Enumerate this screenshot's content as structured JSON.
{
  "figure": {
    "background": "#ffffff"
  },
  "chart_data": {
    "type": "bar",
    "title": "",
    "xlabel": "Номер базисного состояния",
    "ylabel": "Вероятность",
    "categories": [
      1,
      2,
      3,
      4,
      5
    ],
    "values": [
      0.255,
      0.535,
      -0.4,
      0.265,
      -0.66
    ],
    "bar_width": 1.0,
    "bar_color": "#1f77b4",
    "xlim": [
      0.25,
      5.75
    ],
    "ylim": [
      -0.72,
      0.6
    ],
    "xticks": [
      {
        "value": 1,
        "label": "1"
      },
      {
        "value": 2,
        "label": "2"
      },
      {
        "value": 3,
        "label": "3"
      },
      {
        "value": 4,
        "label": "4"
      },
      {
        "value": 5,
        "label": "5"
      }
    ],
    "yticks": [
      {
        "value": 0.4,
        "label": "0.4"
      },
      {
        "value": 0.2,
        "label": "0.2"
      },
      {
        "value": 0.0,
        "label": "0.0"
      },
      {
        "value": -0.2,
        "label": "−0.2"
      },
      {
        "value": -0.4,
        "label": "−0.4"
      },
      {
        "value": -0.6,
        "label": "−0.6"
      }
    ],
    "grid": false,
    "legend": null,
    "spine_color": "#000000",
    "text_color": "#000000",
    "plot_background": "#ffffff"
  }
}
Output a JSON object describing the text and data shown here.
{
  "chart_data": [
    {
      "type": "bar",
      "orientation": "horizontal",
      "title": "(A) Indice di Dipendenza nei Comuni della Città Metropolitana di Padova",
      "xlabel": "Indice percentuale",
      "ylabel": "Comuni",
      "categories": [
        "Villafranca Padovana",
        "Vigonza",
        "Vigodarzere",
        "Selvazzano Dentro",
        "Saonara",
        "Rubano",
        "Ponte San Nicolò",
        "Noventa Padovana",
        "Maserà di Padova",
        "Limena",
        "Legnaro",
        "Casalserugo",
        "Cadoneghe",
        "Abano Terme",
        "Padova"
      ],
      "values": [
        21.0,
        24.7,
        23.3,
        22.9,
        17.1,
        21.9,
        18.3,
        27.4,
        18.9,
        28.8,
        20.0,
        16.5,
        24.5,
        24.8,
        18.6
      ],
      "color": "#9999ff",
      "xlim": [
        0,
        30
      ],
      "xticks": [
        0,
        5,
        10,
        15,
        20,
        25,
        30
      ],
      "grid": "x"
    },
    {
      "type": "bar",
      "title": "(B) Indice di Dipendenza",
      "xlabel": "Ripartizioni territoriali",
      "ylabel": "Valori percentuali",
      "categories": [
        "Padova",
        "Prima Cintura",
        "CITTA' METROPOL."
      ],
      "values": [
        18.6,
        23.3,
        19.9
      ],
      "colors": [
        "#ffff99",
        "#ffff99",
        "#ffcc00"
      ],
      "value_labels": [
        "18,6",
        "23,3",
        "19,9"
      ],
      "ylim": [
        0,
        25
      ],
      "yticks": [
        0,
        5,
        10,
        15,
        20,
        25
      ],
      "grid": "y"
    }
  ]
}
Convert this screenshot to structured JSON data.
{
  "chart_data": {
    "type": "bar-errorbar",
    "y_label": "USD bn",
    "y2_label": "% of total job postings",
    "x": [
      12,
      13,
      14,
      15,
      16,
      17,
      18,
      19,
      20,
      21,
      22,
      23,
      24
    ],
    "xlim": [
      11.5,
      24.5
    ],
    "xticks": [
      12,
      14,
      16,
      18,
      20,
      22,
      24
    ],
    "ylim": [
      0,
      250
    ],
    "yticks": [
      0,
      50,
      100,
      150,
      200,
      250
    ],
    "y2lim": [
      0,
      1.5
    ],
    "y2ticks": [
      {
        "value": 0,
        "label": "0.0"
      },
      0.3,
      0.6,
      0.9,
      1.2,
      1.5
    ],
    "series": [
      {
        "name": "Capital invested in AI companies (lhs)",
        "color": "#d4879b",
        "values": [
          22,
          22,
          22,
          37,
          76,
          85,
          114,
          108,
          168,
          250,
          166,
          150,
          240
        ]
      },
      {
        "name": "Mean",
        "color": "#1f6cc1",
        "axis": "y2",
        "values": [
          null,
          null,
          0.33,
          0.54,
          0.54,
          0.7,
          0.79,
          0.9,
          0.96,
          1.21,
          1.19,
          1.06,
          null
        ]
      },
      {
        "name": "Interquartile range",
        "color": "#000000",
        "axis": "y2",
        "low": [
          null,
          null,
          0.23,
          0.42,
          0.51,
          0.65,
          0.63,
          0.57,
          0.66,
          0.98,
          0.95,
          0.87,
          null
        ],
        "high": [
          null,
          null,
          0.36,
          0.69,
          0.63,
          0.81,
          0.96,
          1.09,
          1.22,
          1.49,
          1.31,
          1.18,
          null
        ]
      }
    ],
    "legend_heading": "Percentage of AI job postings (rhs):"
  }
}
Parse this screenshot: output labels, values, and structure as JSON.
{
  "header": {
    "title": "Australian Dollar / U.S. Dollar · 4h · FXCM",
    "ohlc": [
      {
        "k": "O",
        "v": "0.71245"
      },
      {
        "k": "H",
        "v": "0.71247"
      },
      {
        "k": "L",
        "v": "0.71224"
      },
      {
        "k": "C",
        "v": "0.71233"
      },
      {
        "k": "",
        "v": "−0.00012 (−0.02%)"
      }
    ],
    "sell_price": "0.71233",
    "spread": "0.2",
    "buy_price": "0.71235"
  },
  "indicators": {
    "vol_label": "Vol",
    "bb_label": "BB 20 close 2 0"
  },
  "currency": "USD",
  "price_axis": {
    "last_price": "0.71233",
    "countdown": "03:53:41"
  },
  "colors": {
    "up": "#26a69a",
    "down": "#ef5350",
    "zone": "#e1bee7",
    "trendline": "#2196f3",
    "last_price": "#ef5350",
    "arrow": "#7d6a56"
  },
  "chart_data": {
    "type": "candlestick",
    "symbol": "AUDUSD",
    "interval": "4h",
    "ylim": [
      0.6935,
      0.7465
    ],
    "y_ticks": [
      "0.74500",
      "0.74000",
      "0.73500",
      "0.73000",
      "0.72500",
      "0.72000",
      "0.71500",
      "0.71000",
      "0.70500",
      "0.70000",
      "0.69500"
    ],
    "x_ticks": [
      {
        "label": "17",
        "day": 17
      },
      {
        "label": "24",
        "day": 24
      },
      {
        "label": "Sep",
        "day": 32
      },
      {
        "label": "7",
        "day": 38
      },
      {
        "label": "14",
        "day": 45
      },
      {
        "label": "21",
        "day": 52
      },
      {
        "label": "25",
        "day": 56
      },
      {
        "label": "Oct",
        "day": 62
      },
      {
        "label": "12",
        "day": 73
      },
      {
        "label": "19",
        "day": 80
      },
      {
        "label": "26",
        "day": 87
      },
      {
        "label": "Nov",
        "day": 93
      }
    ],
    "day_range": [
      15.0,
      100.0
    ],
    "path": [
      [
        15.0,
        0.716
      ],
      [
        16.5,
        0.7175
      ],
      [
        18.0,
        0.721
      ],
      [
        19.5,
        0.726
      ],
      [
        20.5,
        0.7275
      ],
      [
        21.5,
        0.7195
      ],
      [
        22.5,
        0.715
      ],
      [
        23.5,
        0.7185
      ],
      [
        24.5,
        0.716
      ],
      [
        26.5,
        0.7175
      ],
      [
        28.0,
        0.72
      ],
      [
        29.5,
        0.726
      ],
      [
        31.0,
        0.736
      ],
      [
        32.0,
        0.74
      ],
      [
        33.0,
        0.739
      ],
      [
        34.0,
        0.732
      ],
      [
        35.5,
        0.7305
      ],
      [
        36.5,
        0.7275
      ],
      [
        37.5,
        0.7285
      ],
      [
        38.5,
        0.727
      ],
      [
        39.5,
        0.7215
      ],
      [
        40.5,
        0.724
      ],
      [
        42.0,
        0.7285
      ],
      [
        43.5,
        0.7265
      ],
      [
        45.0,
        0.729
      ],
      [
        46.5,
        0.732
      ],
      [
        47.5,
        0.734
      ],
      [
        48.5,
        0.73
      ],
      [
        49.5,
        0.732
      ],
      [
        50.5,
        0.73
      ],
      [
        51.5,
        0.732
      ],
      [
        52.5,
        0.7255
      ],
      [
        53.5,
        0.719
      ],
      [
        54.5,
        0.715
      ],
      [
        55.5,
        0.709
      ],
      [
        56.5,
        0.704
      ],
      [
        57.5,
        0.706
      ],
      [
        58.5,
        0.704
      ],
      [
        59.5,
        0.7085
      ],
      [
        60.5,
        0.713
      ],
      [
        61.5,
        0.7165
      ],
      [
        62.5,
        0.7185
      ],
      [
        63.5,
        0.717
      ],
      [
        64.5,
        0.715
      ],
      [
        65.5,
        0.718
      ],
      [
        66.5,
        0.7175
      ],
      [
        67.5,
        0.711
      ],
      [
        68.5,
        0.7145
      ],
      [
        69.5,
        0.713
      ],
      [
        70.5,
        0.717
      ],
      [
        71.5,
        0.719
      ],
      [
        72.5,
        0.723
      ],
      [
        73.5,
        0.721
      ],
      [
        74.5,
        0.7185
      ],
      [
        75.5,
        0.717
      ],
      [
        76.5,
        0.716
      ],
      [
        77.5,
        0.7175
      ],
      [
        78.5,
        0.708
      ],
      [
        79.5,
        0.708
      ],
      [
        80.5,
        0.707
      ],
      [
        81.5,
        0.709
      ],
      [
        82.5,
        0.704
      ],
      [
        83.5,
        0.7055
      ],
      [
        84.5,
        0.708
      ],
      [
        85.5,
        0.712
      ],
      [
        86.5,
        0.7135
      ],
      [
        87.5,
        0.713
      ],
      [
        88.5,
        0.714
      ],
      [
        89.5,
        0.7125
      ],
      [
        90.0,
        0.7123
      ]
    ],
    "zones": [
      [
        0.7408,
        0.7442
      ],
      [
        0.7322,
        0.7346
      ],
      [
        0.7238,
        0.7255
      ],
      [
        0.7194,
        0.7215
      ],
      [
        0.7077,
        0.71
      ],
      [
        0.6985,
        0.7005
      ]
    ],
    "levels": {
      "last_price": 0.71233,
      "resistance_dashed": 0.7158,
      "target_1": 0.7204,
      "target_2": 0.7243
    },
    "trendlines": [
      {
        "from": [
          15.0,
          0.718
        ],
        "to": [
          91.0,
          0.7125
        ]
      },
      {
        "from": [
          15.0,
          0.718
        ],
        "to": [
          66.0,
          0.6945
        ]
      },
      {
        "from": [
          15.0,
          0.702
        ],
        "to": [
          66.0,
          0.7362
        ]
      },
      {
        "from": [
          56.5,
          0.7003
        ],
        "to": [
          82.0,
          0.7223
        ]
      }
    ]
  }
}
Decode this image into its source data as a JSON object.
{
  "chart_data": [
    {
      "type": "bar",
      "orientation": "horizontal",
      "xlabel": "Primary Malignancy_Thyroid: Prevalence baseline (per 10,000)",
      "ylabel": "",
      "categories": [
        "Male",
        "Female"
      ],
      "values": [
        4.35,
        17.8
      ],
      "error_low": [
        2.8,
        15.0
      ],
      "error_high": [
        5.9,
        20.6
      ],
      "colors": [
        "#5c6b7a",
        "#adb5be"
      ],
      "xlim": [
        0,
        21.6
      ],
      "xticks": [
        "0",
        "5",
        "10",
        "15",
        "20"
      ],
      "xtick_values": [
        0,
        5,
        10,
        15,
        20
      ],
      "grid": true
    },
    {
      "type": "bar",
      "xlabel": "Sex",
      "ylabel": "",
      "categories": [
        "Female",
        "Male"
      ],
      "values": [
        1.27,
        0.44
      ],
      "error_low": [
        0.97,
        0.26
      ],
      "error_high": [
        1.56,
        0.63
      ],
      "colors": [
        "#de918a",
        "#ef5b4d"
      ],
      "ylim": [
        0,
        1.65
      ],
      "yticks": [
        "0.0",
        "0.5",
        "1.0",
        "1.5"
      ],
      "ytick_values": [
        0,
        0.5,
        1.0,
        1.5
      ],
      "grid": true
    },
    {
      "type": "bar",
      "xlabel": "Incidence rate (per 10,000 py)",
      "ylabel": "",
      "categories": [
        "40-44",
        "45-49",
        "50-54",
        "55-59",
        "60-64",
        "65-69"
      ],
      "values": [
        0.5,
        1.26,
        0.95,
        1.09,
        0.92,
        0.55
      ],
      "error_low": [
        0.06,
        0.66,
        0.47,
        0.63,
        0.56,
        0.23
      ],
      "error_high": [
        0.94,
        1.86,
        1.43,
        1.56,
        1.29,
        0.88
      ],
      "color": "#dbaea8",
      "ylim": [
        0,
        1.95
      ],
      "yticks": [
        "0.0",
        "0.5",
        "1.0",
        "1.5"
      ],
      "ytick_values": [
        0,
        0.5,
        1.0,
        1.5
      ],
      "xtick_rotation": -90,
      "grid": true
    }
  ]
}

┄┄┄┄┄┄┄┄┄┄

* _DIRECTION_: Write out every line from the entries where "structured" appears.

* _THE SOLUTION_:
Enumerate this screenshot's content as structured JSON.
Convert this screenshot to structured JSON data.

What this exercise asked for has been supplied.